• _WHAT IS REQUIRED_
Can you restate the records below word for word?

• _SOURCE DATA_
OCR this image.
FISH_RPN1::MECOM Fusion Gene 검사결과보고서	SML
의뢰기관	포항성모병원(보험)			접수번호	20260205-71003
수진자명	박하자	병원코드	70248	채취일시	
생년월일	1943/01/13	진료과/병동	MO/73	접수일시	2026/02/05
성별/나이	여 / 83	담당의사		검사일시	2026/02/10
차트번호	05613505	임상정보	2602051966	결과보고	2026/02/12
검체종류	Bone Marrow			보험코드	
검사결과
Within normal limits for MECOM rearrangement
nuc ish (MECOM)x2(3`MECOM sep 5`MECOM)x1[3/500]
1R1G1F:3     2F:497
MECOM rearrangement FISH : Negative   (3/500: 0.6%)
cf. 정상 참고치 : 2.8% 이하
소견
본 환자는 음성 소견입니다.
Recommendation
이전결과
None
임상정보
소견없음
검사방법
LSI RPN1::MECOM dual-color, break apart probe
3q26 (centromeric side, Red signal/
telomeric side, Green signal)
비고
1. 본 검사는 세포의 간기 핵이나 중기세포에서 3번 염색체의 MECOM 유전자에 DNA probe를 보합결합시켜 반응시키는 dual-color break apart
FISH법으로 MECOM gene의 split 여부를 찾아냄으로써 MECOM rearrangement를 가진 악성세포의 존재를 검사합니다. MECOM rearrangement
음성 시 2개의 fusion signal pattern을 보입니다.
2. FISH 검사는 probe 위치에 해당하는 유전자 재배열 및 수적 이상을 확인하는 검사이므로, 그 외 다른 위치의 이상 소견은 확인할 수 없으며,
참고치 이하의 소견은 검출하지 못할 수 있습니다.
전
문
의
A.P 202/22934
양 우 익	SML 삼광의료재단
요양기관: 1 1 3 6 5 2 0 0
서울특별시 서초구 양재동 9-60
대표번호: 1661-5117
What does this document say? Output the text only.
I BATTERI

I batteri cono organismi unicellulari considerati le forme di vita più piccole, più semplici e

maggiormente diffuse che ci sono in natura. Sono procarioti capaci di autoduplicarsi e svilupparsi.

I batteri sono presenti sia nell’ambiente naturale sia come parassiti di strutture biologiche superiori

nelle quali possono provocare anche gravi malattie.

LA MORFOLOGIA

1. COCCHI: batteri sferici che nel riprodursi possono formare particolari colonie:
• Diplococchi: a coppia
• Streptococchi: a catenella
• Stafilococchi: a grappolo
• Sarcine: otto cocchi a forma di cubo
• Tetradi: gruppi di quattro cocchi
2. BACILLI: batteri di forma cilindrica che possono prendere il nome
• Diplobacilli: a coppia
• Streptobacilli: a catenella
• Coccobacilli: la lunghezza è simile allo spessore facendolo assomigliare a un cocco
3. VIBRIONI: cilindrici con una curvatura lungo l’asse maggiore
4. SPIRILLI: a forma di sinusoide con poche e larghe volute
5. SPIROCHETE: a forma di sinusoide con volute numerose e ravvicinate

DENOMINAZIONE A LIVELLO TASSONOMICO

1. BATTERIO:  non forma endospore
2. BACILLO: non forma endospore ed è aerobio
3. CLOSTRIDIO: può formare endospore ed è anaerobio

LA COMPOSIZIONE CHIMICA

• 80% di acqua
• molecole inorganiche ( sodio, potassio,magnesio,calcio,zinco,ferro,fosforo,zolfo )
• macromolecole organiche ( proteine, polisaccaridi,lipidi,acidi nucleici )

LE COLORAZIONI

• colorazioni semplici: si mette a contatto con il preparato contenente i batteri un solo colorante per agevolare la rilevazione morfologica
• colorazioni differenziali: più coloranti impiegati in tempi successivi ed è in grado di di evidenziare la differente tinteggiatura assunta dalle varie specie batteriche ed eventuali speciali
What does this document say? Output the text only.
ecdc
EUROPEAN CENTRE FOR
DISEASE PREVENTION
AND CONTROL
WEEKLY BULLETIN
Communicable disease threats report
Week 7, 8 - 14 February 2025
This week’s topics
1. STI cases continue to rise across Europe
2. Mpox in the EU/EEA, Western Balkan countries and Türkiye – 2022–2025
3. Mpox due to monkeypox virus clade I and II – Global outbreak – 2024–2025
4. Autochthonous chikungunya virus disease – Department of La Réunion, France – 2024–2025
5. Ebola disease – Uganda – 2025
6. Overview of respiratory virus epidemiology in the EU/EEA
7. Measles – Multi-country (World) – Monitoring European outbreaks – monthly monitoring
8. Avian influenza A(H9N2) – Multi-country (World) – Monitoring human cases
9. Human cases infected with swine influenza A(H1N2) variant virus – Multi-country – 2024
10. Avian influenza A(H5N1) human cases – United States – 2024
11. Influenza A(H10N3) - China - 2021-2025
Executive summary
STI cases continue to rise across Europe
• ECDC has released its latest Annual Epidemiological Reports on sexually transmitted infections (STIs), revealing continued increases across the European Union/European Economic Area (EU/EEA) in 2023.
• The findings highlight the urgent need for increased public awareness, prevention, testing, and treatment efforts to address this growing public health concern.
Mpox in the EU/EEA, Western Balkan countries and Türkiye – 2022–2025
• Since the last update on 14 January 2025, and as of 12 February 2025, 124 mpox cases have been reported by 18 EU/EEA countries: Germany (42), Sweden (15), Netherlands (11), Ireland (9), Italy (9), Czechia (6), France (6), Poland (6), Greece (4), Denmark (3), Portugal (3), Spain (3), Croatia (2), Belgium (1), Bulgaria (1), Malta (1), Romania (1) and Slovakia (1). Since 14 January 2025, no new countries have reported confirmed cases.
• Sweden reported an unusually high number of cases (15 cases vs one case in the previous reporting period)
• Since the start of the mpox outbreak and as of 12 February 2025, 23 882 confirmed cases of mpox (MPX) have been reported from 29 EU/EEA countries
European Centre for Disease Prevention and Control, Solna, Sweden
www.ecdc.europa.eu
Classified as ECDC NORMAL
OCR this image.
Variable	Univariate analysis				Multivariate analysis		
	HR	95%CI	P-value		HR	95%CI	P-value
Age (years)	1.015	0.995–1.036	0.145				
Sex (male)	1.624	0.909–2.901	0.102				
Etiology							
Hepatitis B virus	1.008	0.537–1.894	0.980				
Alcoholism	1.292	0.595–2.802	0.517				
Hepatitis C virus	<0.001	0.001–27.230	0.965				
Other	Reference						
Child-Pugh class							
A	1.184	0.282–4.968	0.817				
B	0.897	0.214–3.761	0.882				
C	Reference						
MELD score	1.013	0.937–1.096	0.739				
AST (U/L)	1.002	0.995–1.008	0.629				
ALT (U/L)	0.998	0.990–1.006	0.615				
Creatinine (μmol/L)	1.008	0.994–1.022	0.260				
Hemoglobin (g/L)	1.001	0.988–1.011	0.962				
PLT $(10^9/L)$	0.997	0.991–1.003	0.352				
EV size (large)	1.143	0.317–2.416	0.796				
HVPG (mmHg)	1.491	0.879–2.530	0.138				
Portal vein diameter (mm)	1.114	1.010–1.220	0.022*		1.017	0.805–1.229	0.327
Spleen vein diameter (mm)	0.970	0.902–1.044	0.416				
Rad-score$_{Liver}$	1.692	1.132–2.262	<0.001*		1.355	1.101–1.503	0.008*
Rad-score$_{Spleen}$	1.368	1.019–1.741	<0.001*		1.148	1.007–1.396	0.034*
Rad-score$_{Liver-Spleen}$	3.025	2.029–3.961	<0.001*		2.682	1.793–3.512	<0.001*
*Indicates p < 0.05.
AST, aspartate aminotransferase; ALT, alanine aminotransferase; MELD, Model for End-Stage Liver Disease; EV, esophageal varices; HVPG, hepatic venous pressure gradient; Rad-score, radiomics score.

• _WRITTEN ANSWER_
OCR this image.
FISH_RPN1::MECOM Fusion Gene 검사결과보고서	SML
의뢰기관	포항성모병원(보험)			접수번호	20260205-71003
수진자명	박하자	병원코드	70248	채취일시	
생년월일	1943/01/13	진료과/병동	MO/73	접수일시	2026/02/05
성별/나이	여 / 83	담당의사		검사일시	2026/02/10
차트번호	05613505	임상정보	2602051966	결과보고	2026/02/12
검체종류	Bone Marrow			보험코드	
검사결과
Within normal limits for MECOM rearrangement
nuc ish (MECOM)x2(3`MECOM sep 5`MECOM)x1[3/500]
1R1G1F:3     2F:497
MECOM rearrangement FISH : Negative   (3/500: 0.6%)
cf. 정상 참고치 : 2.8% 이하
소견
본 환자는 음성 소견입니다.
Recommendation
이전결과
None
임상정보
소견없음
검사방법
LSI RPN1::MECOM dual-color, break apart probe
3q26 (centromeric side, Red signal/
telomeric side, Green signal)
비고
1. 본 검사는 세포의 간기 핵이나 중기세포에서 3번 염색체의 MECOM 유전자에 DNA probe를 보합결합시켜 반응시키는 dual-color break apart
FISH법으로 MECOM gene의 split 여부를 찾아냄으로써 MECOM rearrangement를 가진 악성세포의 존재를 검사합니다. MECOM rearrangement
음성 시 2개의 fusion signal pattern을 보입니다.
2. FISH 검사는 probe 위치에 해당하는 유전자 재배열 및 수적 이상을 확인하는 검사이므로, 그 외 다른 위치의 이상 소견은 확인할 수 없으며,
참고치 이하의 소견은 검출하지 못할 수 있습니다.
전
문
의
A.P 202/22934
양 우 익	SML 삼광의료재단
요양기관: 1 1 3 6 5 2 0 0
서울특별시 서초구 양재동 9-60
대표번호: 1661-5117
What does this document say? Output the text only.
I BATTERI

I batteri cono organismi unicellulari considerati le forme di vita più piccole, più semplici e

maggiormente diffuse che ci sono in natura. Sono procarioti capaci di autoduplicarsi e svilupparsi.

I batteri sono presenti sia nell’ambiente naturale sia come parassiti di strutture biologiche superiori

nelle quali possono provocare anche gravi malattie.

LA MORFOLOGIA

1. COCCHI: batteri sferici che nel riprodursi possono formare particolari colonie:
• Diplococchi: a coppia
• Streptococchi: a catenella
• Stafilococchi: a grappolo
• Sarcine: otto cocchi a forma di cubo
• Tetradi: gruppi di quattro cocchi
2. BACILLI: batteri di forma cilindrica che possono prendere il nome
• Diplobacilli: a coppia
• Streptobacilli: a catenella
• Coccobacilli: la lunghezza è simile allo spessore facendolo assomigliare a un cocco
3. VIBRIONI: cilindrici con una curvatura lungo l’asse maggiore
4. SPIRILLI: a forma di sinusoide con poche e larghe volute
5. SPIROCHETE: a forma di sinusoide con volute numerose e ravvicinate

DENOMINAZIONE A LIVELLO TASSONOMICO

1. BATTERIO:  non forma endospore
2. BACILLO: non forma endospore ed è aerobio
3. CLOSTRIDIO: può formare endospore ed è anaerobio

LA COMPOSIZIONE CHIMICA

• 80% di acqua
• molecole inorganiche ( sodio, potassio,magnesio,calcio,zinco,ferro,fosforo,zolfo )
• macromolecole organiche ( proteine, polisaccaridi,lipidi,acidi nucleici )

LE COLORAZIONI

• colorazioni semplici: si mette a contatto con il preparato contenente i batteri un solo colorante per agevolare la rilevazione morfologica
• colorazioni differenziali: più coloranti impiegati in tempi successivi ed è in grado di di evidenziare la differente tinteggiatura assunta dalle varie specie batteriche ed eventuali speciali
What does this document say? Output the text only.
ecdc
EUROPEAN CENTRE FOR
DISEASE PREVENTION
AND CONTROL
WEEKLY BULLETIN
Communicable disease threats report
Week 7, 8 - 14 February 2025
This week’s topics
1. STI cases continue to rise across Europe
2. Mpox in the EU/EEA, Western Balkan countries and Türkiye – 2022–2025
3. Mpox due to monkeypox virus clade I and II – Global outbreak – 2024–2025
4. Autochthonous chikungunya virus disease – Department of La Réunion, France – 2024–2025
5. Ebola disease – Uganda – 2025
6. Overview of respiratory virus epidemiology in the EU/EEA
7. Measles – Multi-country (World) – Monitoring European outbreaks – monthly monitoring
8. Avian influenza A(H9N2) – Multi-country (World) – Monitoring human cases
9. Human cases infected with swine influenza A(H1N2) variant virus – Multi-country – 2024
10. Avian influenza A(H5N1) human cases – United States – 2024
11. Influenza A(H10N3) - China - 2021-2025
Executive summary
STI cases continue to rise across Europe
• ECDC has released its latest Annual Epidemiological Reports on sexually transmitted infections (STIs), revealing continued increases across the European Union/European Economic Area (EU/EEA) in 2023.
• The findings highlight the urgent need for increased public awareness, prevention, testing, and treatment efforts to address this growing public health concern.
Mpox in the EU/EEA, Western Balkan countries and Türkiye – 2022–2025
• Since the last update on 14 January 2025, and as of 12 February 2025, 124 mpox cases have been reported by 18 EU/EEA countries: Germany (42), Sweden (15), Netherlands (11), Ireland (9), Italy (9), Czechia (6), France (6), Poland (6), Greece (4), Denmark (3), Portugal (3), Spain (3), Croatia (2), Belgium (1), Bulgaria (1), Malta (1), Romania (1) and Slovakia (1). Since 14 January 2025, no new countries have reported confirmed cases.
• Sweden reported an unusually high number of cases (15 cases vs one case in the previous reporting period)
• Since the start of the mpox outbreak and as of 12 February 2025, 23 882 confirmed cases of mpox (MPX) have been reported from 29 EU/EEA countries
European Centre for Disease Prevention and Control, Solna, Sweden
www.ecdc.europa.eu
Classified as ECDC NORMAL
OCR this image.
Variable	Univariate analysis				Multivariate analysis		
	HR	95%CI	P-value		HR	95%CI	P-value
Age (years)	1.015	0.995–1.036	0.145				
Sex (male)	1.624	0.909–2.901	0.102				
Etiology							
Hepatitis B virus	1.008	0.537–1.894	0.980				
Alcoholism	1.292	0.595–2.802	0.517				
Hepatitis C virus	<0.001	0.001–27.230	0.965				
Other	Reference						
Child-Pugh class							
A	1.184	0.282–4.968	0.817				
B	0.897	0.214–3.761	0.882				
C	Reference						
MELD score	1.013	0.937–1.096	0.739				
AST (U/L)	1.002	0.995–1.008	0.629				
ALT (U/L)	0.998	0.990–1.006	0.615				
Creatinine (μmol/L)	1.008	0.994–1.022	0.260				
Hemoglobin (g/L)	1.001	0.988–1.011	0.962				
PLT $(10^9/L)$	0.997	0.991–1.003	0.352				
EV size (large)	1.143	0.317–2.416	0.796				
HVPG (mmHg)	1.491	0.879–2.530	0.138				
Portal vein diameter (mm)	1.114	1.010–1.220	0.022*		1.017	0.805–1.229	0.327
Spleen vein diameter (mm)	0.970	0.902–1.044	0.416				
Rad-score$_{Liver}$	1.692	1.132–2.262	<0.001*		1.355	1.101–1.503	0.008*
Rad-score$_{Spleen}$	1.368	1.019–1.741	<0.001*		1.148	1.007–1.396	0.034*
Rad-score$_{Liver-Spleen}$	3.025	2.029–3.961	<0.001*		2.682	1.793–3.512	<0.001*
*Indicates p < 0.05.
AST, aspartate aminotransferase; ALT, alanine aminotransferase; MELD, Model for End-Stage Liver Disease; EV, esophageal varices; HVPG, hepatic venous pressure gradient; Rad-score, radiomics score.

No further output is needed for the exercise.